Problem to work on - Pull out every line of the listing below where "verde" appears.

Data for this task -
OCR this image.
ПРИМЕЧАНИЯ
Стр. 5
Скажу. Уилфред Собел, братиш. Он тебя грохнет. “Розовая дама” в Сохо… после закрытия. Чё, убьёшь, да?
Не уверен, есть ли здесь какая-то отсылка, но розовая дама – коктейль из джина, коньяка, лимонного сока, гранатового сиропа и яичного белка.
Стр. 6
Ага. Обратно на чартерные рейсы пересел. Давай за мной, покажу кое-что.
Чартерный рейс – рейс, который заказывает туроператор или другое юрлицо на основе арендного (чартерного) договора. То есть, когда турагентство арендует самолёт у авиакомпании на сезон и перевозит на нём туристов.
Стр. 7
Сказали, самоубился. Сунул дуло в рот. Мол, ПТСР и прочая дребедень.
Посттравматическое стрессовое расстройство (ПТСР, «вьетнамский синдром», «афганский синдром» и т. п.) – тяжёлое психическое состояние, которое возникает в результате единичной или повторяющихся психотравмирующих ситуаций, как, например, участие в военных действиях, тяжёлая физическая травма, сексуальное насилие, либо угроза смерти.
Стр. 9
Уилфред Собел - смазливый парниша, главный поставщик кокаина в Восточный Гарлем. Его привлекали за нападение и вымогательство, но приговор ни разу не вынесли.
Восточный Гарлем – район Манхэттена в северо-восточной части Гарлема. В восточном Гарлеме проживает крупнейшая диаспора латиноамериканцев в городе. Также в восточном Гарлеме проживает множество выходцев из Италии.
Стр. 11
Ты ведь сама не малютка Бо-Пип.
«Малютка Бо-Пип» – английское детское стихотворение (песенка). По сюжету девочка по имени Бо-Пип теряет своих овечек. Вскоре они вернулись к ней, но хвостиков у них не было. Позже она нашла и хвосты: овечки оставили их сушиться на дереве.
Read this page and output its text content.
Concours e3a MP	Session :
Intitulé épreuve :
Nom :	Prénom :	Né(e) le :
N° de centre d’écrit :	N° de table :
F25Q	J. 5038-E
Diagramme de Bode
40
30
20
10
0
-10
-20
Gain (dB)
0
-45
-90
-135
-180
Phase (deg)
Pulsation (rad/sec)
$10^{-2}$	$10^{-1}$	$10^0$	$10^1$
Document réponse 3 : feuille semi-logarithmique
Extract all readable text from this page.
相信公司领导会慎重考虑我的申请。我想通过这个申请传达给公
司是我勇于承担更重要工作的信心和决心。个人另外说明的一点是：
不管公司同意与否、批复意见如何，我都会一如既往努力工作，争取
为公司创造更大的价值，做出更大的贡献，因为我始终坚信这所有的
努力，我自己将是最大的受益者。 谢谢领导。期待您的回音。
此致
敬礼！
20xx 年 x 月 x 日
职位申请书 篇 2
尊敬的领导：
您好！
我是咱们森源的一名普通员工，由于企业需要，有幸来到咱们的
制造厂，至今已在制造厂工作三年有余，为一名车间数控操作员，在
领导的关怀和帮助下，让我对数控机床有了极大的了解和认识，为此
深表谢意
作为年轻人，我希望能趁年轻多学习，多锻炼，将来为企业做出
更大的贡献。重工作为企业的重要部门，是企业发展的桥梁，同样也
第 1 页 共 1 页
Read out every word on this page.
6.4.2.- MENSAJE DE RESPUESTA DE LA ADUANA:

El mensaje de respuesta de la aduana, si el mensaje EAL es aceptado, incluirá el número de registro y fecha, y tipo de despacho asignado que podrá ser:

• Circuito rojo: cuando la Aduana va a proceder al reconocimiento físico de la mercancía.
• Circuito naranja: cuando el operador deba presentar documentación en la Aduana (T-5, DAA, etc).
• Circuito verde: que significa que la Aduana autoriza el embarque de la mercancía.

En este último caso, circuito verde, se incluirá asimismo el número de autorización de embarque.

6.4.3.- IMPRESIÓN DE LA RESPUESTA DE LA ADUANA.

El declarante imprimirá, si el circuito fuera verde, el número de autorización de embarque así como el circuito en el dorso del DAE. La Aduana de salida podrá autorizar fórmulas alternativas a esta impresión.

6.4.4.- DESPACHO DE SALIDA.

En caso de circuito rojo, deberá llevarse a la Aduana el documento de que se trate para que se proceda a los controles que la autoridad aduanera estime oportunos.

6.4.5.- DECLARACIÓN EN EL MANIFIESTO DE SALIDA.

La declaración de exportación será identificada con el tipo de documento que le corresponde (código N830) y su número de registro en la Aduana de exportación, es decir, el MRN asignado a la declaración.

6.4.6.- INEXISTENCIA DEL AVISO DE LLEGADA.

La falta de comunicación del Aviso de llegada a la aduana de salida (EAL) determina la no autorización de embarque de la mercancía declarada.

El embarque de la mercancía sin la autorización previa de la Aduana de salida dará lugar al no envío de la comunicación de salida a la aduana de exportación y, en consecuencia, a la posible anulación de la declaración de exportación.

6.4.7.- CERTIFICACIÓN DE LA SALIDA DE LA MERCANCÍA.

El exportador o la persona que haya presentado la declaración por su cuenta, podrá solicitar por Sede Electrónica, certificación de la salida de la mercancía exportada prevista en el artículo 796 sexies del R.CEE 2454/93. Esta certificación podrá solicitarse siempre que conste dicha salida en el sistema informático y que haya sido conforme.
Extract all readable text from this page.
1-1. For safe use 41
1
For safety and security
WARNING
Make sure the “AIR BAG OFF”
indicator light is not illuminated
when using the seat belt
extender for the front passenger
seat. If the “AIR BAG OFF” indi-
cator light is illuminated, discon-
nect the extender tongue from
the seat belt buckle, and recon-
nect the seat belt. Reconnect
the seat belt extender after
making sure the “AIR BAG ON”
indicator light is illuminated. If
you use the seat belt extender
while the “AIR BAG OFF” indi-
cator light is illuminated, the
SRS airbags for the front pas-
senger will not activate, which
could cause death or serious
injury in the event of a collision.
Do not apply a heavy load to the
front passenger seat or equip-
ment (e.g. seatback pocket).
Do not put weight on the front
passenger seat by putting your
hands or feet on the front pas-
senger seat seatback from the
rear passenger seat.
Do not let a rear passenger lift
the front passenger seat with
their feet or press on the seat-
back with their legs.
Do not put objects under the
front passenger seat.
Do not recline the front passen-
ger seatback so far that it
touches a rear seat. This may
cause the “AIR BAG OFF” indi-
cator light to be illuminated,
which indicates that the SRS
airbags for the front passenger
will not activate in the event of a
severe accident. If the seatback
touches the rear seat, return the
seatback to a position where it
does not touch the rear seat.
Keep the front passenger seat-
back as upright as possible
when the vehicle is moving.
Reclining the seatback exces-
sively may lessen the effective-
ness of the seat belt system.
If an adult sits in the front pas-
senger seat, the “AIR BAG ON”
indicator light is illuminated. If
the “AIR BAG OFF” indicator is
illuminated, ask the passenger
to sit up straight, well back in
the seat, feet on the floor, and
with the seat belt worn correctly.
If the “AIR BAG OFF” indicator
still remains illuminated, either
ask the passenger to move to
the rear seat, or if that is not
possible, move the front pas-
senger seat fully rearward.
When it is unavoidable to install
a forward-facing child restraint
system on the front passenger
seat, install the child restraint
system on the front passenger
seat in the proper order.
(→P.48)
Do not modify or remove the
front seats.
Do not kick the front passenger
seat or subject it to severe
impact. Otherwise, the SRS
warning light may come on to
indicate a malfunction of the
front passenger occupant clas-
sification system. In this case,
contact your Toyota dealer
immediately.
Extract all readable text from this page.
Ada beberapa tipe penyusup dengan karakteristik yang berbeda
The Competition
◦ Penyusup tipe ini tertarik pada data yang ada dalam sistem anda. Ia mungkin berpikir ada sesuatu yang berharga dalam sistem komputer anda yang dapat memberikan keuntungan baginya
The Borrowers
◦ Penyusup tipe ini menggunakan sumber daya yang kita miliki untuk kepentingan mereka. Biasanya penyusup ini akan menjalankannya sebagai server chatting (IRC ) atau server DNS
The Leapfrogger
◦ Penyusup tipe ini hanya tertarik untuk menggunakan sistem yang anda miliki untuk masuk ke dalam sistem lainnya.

Correct response -
• Circuito verde: que significa que la Aduana autoriza el embarque de la mercancía.
En este último caso, circuito verde, se incluirá asimismo el número de autorización de embarque.
El declarante imprimirá, si el circuito fuera verde, el número de autorización de embarque así como el circuito en el dorso del DAE. La Aduana de salida podrá autorizar fórmulas alternativas a esta impresión.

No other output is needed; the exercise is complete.